▶ _EXERCISE DETAILS_
Copy each line of the records that holds the string "JSON".

▶ _DATASET EXTRACT_
────

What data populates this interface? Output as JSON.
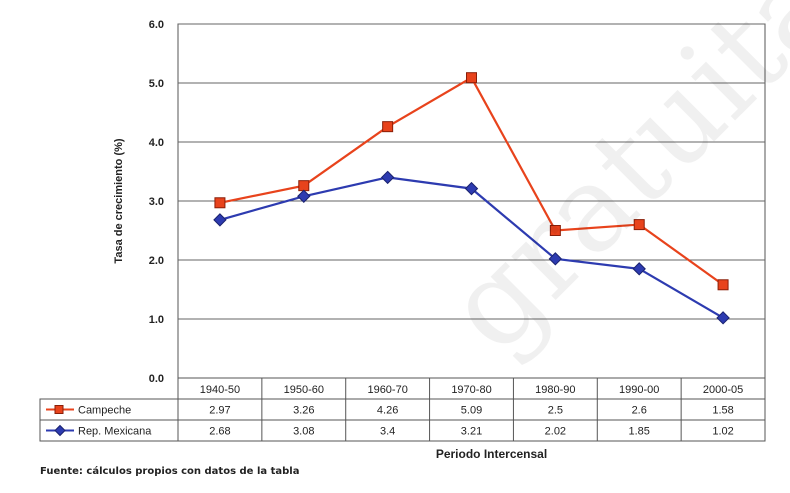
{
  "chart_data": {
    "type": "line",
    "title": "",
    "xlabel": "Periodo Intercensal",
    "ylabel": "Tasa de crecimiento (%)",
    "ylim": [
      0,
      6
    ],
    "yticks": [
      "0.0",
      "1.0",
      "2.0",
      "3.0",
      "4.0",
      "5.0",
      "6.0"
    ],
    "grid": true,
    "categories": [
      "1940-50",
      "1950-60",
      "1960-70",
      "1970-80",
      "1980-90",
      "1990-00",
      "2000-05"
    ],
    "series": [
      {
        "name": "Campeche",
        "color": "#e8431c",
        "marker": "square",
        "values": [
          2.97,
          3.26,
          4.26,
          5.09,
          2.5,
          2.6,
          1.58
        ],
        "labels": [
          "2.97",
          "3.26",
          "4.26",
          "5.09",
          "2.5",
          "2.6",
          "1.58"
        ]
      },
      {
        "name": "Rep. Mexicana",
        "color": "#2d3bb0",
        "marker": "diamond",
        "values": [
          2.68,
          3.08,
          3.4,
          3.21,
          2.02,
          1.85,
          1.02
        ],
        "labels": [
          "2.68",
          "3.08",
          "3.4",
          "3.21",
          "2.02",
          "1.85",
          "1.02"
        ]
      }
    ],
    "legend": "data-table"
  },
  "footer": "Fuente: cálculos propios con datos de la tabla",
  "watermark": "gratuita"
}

────

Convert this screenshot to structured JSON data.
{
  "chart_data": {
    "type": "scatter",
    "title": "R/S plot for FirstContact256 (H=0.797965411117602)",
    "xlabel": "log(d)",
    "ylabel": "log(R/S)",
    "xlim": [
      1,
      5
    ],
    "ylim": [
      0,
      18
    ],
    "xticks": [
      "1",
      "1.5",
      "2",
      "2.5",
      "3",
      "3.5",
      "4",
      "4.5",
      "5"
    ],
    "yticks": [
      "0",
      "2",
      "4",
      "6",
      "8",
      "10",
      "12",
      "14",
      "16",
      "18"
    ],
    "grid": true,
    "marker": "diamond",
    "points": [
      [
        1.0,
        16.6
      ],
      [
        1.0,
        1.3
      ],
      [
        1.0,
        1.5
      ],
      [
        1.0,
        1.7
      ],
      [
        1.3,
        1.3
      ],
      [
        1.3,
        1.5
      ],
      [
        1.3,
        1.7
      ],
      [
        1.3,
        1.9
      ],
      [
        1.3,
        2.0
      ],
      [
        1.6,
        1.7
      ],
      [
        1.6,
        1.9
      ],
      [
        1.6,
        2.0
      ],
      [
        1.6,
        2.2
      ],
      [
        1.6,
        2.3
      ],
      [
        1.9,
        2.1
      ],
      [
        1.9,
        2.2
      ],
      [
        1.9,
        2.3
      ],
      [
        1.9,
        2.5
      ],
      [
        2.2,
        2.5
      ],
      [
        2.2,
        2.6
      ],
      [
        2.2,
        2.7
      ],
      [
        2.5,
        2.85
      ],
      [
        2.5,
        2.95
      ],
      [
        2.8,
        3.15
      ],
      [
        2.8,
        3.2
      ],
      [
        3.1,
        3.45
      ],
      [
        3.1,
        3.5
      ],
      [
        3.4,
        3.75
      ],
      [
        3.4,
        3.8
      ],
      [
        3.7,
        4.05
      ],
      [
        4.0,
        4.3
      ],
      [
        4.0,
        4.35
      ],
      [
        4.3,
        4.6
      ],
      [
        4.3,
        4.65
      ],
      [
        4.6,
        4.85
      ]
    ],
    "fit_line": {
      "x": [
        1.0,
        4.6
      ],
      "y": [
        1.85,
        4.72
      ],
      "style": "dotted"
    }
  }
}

────

▶ _ANSWER FOR THE TASK_
What data populates this interface? Output as JSON.
Convert this screenshot to structured JSON data.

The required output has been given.